Exercise prompt: Repeat each entry as written, dropping any picture you find.

Collected data entries
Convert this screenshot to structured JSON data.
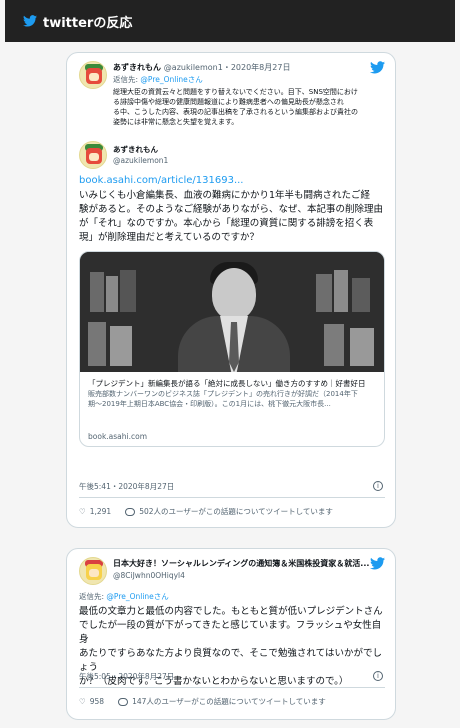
{
  "header": {
    "title": "twitterの反応",
    "icon": "twitter-bird-icon"
  },
  "colors": {
    "twitter_blue": "#1d9bf0",
    "header_bg": "#222222"
  },
  "tweet1": {
    "name": "あずきれもん",
    "handle_date": "@azukilemon1・2020年8月27日",
    "reply_prefix": "返信先:",
    "reply_to": "@Pre_Onlineさん",
    "quote_lines": [
      "総理大臣の資質云々と問題をすり替えないでください。目下、SNS空間におけ",
      "る誹謗中傷や総理の健康問題報道により難病患者への偏見助長が懸念され",
      "る中、こうした内容、表現の記事出稿を了承されるという編集部および貴社の",
      "姿勢には非常に懸念と失望を覚えます。"
    ],
    "quote_name": "あずきれもん",
    "quote_handle": "@azukilemon1",
    "link": "book.asahi.com/article/131693...",
    "body_lines": [
      "いみじくも小倉編集長、血液の難病にかかり1年半も闘病されたご経",
      "験があると。そのようなご経験がありながら、なぜ、本記事の削除理由",
      "が「それ」なのですか。本心から「総理の資質に関する誹謗を招く表",
      "現」が削除理由だと考えているのですか？"
    ],
    "card": {
      "title": "「プレジデント」新編集長が語る「絶対に成長しない」働き方のすすめ｜好書好日",
      "desc_lines": [
        "販売部数ナンバーワンのビジネス誌「プレジデント」の売れ行きが好調だ（2014年下",
        "期〜2019年上期日本ABC協会・印刷版）。この1月には、桃下徹元大阪市長..."
      ],
      "domain": "book.asahi.com"
    },
    "time": "午後5:41・2020年8月27日",
    "likes": "1,291",
    "conversation": "502人のユーザーがこの話題についてツイートしています"
  },
  "tweet2": {
    "name": "日本大好き！ソーシャルレンディングの通知簿＆米国株投資家＆就活...",
    "handle": "@8CiJwhn0OHiqyl4",
    "reply_prefix": "返信先:",
    "reply_to": "@Pre_Onlineさん",
    "body_lines": [
      "最低の文章力と最低の内容でした。もともと質が低いプレジデントさん",
      "でしたが一段の質が下がってきたと感じています。フラッシュや女性自身",
      "あたりですらあなた方より良質なので、そこで勉強されてはいかがでしょう",
      "か？（皮肉です。こう書かないとわからないと思いますので。）"
    ],
    "time": "午後5:05・2020年8月27日",
    "likes": "958",
    "conversation": "147人のユーザーがこの話題についてツイートしています"
  }
}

Output of the exercise:
Convert this screenshot to structured JSON data.
{
  "header": {
    "title": "twitterの反応",
    "icon": "twitter-bird-icon"
  },
  "colors": {
    "twitter_blue": "#1d9bf0",
    "header_bg": "#222222"
  },
  "tweet1": {
    "name": "あずきれもん",
    "handle_date": "@azukilemon1・2020年8月27日",
    "reply_prefix": "返信先:",
    "reply_to": "@Pre_Onlineさん",
    "quote_lines": [
      "総理大臣の資質云々と問題をすり替えないでください。目下、SNS空間におけ",
      "る誹謗中傷や総理の健康問題報道により難病患者への偏見助長が懸念され",
      "る中、こうした内容、表現の記事出稿を了承されるという編集部および貴社の",
      "姿勢には非常に懸念と失望を覚えます。"
    ],
    "quote_name": "あずきれもん",
    "quote_handle": "@azukilemon1",
    "link": "book.asahi.com/article/131693...",
    "body_lines": [
      "いみじくも小倉編集長、血液の難病にかかり1年半も闘病されたご経",
      "験があると。そのようなご経験がありながら、なぜ、本記事の削除理由",
      "が「それ」なのですか。本心から「総理の資質に関する誹謗を招く表",
      "現」が削除理由だと考えているのですか？"
    ],
    "card": {
      "title": "「プレジデント」新編集長が語る「絶対に成長しない」働き方のすすめ｜好書好日",
      "desc_lines": [
        "販売部数ナンバーワンのビジネス誌「プレジデント」の売れ行きが好調だ（2014年下",
        "期〜2019年上期日本ABC協会・印刷版）。この1月には、桃下徹元大阪市長..."
      ],
      "domain": "book.asahi.com"
    },
    "time": "午後5:41・2020年8月27日",
    "likes": "1,291",
    "conversation": "502人のユーザーがこの話題についてツイートしています"
  },
  "tweet2": {
    "name": "日本大好き！ソーシャルレンディングの通知簿＆米国株投資家＆就活...",
    "handle": "@8CiJwhn0OHiqyl4",
    "reply_prefix": "返信先:",
    "reply_to": "@Pre_Onlineさん",
    "body_lines": [
      "最低の文章力と最低の内容でした。もともと質が低いプレジデントさん",
      "でしたが一段の質が下がってきたと感じています。フラッシュや女性自身",
      "あたりですらあなた方より良質なので、そこで勉強されてはいかがでしょう",
      "か？（皮肉です。こう書かないとわからないと思いますので。）"
    ],
    "time": "午後5:05・2020年8月27日",
    "likes": "958",
    "conversation": "147人のユーザーがこの話題についてツイートしています"
  }
}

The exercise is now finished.